— Start Entries —
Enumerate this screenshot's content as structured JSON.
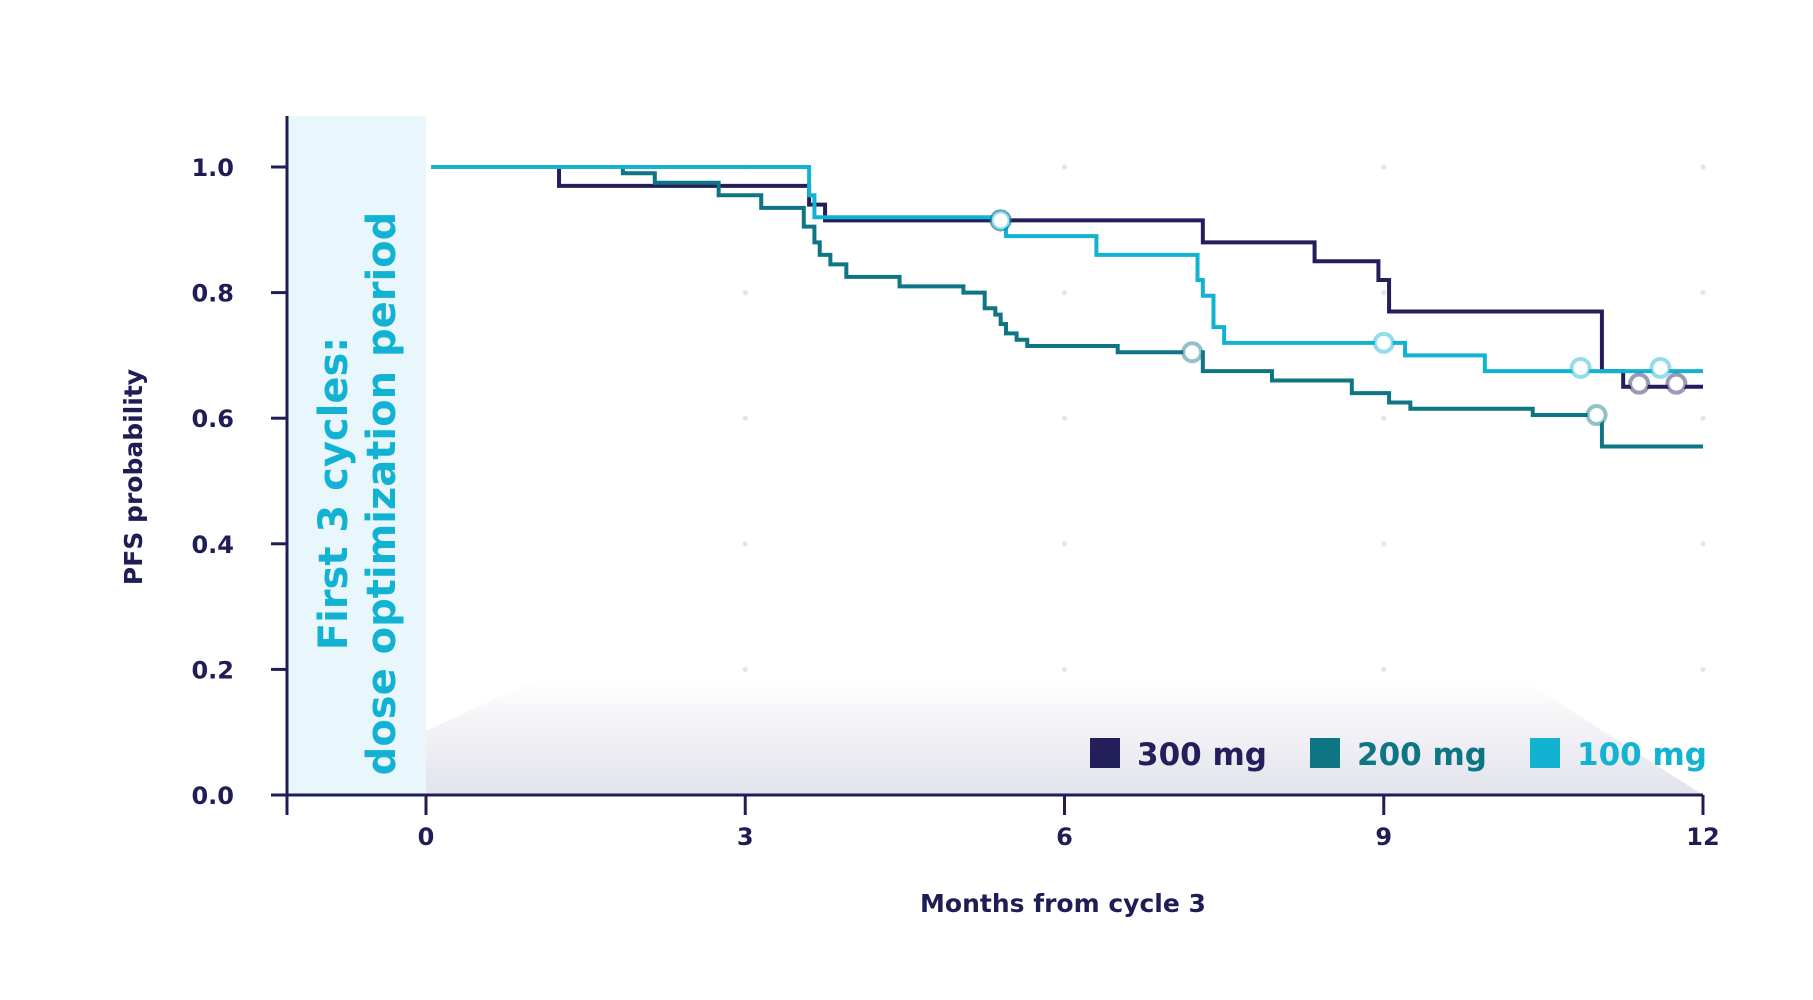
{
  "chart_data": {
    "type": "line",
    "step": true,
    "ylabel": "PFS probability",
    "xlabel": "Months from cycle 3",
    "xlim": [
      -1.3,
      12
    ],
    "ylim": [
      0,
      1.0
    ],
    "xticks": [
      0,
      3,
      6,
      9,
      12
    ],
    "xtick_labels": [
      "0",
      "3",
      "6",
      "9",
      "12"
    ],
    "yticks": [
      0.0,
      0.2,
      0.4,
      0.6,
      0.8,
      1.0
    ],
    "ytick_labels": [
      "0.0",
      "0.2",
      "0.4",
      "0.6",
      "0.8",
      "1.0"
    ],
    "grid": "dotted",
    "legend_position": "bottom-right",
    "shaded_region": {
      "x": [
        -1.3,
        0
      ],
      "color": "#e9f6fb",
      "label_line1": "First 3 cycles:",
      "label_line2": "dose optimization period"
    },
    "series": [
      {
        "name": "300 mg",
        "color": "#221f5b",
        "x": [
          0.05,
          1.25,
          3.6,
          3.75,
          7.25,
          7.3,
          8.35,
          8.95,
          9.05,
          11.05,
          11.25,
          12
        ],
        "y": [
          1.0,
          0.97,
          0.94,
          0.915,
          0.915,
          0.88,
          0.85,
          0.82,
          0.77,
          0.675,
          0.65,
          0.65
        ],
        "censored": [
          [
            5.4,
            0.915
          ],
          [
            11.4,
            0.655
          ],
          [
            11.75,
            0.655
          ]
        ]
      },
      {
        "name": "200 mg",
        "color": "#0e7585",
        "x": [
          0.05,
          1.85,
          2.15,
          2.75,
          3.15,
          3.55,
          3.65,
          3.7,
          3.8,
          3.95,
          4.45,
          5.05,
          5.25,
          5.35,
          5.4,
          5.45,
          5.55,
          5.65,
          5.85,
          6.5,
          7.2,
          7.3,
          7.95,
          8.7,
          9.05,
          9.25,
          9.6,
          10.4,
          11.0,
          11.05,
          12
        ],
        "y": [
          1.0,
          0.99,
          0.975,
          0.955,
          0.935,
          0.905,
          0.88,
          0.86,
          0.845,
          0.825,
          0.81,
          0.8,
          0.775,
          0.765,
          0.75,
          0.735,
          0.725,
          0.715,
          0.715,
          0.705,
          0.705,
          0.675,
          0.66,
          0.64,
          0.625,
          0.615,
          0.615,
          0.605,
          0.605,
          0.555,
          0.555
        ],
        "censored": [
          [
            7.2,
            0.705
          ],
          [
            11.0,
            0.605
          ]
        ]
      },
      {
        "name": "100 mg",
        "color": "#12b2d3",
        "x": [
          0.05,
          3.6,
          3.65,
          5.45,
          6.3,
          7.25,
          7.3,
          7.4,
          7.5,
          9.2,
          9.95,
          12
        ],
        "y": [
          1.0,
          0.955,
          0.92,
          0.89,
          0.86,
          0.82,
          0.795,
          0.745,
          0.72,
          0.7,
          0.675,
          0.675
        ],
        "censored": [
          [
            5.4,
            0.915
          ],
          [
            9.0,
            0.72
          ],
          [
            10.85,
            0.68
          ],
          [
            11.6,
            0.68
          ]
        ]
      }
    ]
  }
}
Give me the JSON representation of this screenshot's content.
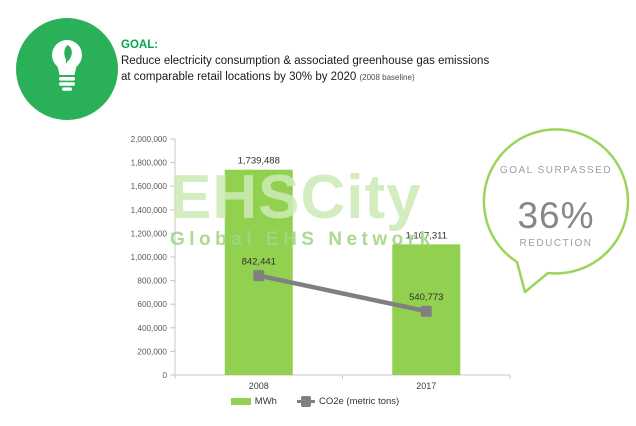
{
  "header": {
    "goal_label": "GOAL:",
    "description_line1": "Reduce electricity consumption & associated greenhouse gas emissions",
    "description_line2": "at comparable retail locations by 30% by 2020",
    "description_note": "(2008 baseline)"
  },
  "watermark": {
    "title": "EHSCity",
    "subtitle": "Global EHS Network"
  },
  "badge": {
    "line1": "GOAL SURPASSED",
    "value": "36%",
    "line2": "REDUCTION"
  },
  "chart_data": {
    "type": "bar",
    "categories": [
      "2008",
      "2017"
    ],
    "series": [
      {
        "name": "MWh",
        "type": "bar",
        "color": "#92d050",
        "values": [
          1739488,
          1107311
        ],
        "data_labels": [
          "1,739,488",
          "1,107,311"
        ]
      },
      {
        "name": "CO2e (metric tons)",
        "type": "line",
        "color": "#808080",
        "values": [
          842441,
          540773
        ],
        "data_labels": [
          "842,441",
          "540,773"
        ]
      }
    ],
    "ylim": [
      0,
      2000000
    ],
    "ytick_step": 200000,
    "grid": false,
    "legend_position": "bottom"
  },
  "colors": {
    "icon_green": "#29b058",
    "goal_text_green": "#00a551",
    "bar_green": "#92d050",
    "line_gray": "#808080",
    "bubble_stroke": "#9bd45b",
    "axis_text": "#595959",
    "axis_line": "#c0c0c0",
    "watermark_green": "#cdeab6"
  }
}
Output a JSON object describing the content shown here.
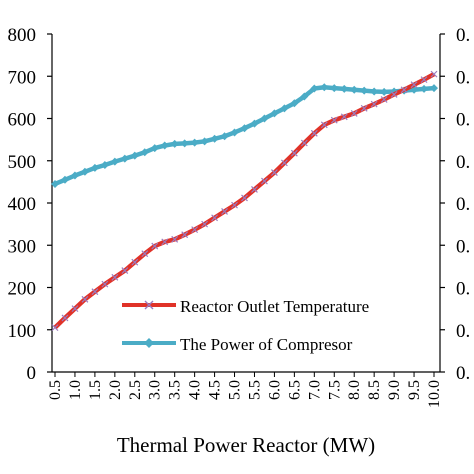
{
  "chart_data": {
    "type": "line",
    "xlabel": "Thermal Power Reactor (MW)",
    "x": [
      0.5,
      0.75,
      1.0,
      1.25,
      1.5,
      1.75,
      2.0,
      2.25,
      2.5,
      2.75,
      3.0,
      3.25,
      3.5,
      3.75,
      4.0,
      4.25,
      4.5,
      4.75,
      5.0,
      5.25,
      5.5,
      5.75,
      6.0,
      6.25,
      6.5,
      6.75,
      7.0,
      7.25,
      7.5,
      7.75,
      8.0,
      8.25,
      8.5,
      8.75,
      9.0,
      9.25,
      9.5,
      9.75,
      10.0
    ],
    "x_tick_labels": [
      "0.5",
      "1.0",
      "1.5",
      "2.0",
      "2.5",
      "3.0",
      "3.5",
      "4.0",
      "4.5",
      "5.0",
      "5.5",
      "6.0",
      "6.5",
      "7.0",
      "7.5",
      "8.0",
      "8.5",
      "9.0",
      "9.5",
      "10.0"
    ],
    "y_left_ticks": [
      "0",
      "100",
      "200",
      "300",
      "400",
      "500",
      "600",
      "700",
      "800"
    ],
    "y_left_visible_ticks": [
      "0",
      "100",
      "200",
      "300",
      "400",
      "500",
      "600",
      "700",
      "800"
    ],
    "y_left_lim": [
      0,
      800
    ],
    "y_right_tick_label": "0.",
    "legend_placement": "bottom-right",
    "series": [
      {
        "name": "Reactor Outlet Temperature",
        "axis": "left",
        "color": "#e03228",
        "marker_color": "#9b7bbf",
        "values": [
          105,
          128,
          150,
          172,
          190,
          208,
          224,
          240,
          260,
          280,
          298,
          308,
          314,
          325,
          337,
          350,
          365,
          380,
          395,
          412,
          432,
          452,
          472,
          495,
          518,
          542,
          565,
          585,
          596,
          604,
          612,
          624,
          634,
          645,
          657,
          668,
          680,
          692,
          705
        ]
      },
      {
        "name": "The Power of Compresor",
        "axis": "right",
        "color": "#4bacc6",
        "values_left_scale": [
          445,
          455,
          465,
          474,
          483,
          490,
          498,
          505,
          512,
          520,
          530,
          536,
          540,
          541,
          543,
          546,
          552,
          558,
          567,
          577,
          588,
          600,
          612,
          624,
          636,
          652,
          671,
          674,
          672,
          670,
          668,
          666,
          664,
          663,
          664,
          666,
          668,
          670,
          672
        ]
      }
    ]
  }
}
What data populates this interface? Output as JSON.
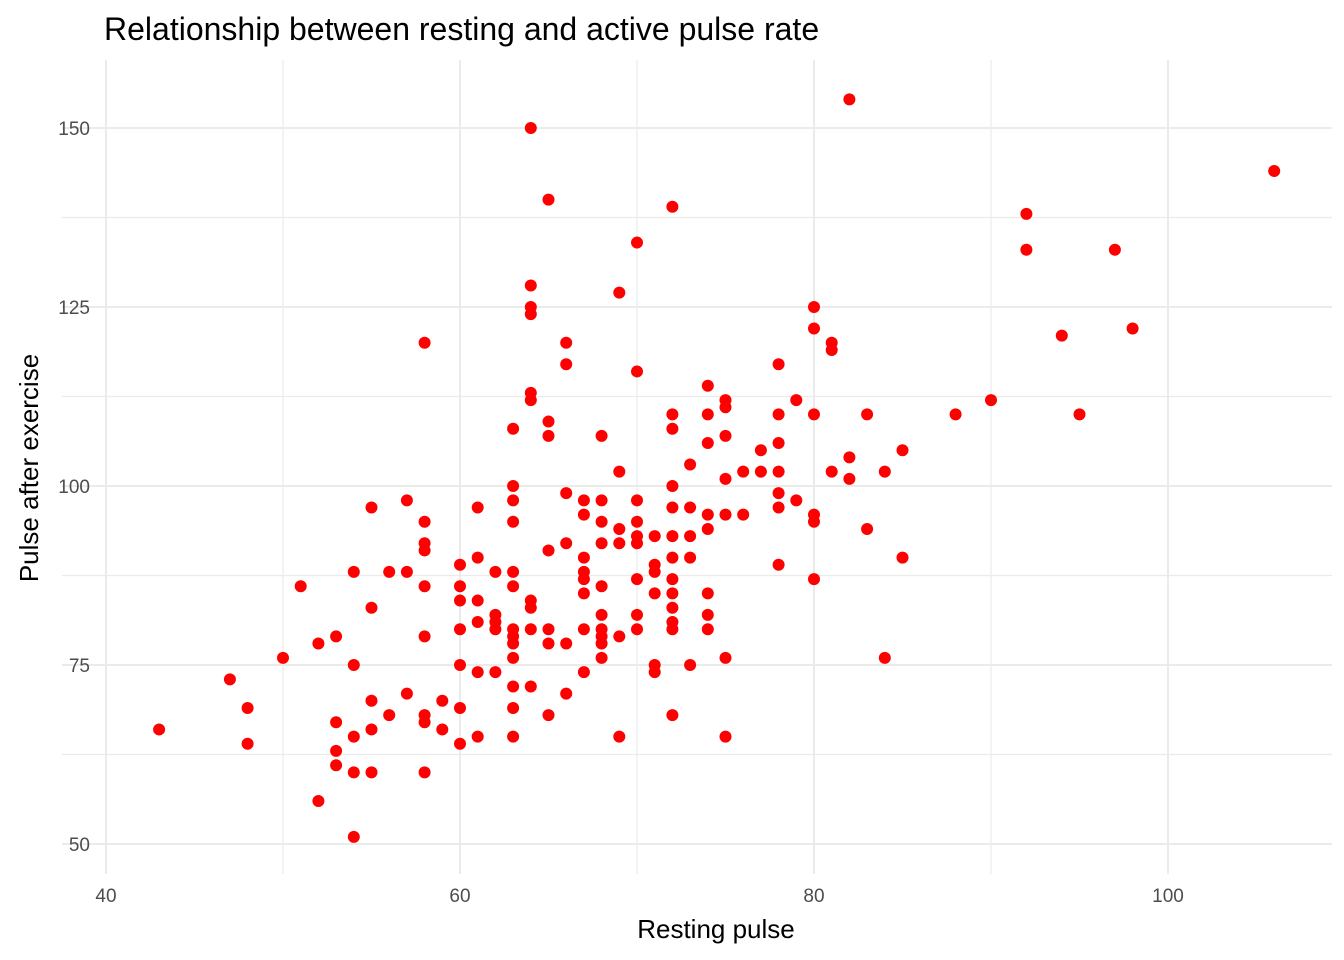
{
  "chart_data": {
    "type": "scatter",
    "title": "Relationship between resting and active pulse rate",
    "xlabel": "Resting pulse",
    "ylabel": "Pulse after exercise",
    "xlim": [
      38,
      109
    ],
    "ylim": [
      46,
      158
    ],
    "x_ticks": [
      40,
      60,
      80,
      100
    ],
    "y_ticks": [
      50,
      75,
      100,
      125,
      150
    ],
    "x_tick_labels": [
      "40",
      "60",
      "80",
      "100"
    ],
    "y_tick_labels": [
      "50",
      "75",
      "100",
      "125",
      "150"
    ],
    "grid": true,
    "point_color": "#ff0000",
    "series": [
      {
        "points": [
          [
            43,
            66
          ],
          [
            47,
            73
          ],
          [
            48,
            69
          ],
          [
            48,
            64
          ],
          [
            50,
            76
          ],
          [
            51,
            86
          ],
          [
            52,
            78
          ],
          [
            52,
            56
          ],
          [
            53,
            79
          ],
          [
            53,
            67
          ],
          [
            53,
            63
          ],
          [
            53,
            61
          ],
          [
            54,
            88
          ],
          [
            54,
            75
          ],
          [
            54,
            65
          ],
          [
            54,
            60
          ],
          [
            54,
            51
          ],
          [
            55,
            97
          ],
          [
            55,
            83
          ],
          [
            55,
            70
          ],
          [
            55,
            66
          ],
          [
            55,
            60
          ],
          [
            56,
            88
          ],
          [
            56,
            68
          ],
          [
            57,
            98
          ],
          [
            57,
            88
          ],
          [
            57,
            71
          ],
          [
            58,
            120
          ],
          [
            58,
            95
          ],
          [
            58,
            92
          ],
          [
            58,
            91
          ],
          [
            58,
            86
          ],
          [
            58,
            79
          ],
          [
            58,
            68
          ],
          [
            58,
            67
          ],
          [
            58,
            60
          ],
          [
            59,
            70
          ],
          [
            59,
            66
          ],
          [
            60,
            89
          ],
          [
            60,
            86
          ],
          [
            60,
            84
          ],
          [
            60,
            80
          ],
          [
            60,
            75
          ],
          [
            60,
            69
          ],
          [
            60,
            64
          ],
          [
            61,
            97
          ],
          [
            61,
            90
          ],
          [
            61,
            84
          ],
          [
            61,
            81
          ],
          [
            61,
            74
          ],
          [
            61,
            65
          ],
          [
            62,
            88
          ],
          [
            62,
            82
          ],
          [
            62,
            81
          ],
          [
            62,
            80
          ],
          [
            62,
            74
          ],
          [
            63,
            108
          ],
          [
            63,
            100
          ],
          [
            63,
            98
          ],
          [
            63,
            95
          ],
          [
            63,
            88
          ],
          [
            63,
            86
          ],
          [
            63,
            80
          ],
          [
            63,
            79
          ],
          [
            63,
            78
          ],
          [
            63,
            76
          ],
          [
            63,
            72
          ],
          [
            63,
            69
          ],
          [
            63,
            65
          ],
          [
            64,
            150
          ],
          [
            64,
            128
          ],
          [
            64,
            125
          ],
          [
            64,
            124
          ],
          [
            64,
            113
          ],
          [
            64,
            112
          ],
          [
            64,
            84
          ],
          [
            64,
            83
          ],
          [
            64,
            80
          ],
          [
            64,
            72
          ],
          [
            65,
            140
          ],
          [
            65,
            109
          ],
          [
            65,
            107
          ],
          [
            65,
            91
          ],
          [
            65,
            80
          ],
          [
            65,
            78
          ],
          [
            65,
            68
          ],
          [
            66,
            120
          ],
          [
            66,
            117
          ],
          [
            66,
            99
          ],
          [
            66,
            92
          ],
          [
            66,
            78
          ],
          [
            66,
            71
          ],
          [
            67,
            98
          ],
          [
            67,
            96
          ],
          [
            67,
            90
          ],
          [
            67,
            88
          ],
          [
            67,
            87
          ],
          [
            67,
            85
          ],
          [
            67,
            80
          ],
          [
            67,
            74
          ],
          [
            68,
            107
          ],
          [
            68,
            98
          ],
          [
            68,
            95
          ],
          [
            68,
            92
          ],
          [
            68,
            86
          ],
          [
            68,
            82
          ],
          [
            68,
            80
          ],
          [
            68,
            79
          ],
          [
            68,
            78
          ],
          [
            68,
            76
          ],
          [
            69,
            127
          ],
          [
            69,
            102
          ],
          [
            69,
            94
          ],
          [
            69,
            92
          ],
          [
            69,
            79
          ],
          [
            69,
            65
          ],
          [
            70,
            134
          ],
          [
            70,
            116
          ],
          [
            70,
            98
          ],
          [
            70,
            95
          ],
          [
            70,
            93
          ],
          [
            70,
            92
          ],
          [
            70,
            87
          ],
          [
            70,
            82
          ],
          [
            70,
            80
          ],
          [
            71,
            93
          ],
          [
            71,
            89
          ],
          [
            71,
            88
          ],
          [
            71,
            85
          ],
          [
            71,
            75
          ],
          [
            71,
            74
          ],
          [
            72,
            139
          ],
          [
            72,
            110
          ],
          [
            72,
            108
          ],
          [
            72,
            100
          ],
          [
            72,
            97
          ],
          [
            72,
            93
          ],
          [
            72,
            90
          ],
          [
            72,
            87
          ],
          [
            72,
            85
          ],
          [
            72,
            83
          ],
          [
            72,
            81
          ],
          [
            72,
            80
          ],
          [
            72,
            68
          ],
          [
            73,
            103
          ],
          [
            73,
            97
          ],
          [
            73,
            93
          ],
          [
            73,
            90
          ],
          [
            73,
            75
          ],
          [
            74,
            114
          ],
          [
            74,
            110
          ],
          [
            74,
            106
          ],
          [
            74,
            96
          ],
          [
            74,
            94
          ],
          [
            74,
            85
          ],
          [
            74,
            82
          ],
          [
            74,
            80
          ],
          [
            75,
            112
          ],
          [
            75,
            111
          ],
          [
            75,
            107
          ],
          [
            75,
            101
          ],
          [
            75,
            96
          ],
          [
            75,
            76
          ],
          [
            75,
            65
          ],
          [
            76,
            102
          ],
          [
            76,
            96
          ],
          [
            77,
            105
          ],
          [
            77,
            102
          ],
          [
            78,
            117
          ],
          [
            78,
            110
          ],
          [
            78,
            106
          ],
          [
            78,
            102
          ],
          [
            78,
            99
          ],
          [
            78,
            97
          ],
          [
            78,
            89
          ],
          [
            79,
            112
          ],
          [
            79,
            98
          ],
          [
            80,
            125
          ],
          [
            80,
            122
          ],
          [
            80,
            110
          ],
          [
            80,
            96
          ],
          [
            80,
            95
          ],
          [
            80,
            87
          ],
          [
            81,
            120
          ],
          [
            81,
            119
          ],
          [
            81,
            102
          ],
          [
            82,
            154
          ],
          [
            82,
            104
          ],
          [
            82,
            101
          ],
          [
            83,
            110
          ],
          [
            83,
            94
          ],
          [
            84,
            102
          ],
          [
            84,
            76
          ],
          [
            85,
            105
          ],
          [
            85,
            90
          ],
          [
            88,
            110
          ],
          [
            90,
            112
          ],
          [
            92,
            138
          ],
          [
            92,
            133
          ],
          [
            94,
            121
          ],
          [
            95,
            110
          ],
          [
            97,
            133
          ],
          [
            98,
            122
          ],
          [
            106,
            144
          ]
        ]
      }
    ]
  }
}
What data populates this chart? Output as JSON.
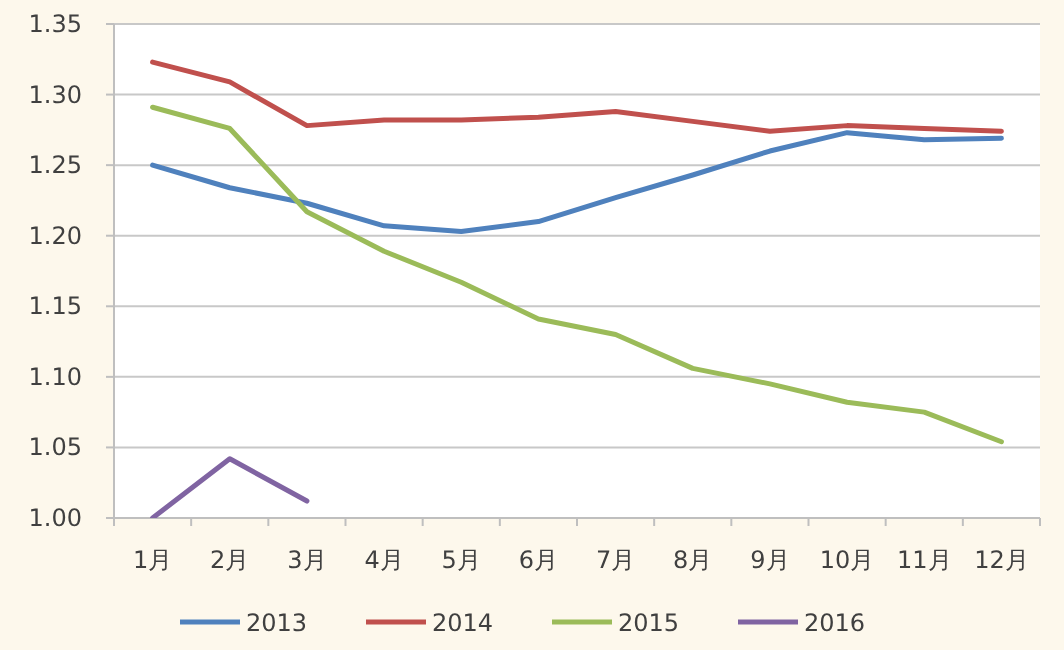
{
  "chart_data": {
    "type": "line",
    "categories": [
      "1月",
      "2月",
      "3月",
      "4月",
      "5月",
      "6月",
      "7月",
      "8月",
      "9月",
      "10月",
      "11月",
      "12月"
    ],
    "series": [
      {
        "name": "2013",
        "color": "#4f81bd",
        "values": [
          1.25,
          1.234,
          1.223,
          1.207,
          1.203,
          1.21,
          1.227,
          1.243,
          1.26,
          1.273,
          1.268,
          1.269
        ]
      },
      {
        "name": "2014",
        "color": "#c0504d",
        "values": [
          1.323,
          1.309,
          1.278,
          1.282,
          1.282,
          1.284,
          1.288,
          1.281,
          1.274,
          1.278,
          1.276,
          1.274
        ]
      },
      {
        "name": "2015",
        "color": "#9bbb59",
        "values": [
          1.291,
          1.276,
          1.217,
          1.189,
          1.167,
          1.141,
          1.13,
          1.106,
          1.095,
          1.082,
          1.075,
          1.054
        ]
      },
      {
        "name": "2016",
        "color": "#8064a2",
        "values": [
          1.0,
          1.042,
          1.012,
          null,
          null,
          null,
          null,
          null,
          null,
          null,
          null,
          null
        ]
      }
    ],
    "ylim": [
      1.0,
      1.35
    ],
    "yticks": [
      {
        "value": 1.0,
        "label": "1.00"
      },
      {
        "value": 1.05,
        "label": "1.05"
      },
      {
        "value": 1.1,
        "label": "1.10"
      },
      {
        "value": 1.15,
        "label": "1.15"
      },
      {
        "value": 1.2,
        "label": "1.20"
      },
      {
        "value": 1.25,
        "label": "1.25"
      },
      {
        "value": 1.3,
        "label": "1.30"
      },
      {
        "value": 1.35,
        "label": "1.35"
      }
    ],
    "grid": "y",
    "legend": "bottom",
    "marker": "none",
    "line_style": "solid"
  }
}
— End Entries —
» **Set problem**: Search the records for the word "type", then list every line that has it.

» **Correct result**:
    "type": "line",
    "type": "bar",
        "type": "bar",
        "type": "line",
    "type": "line",
    "type": "scatter",
    "type": "line",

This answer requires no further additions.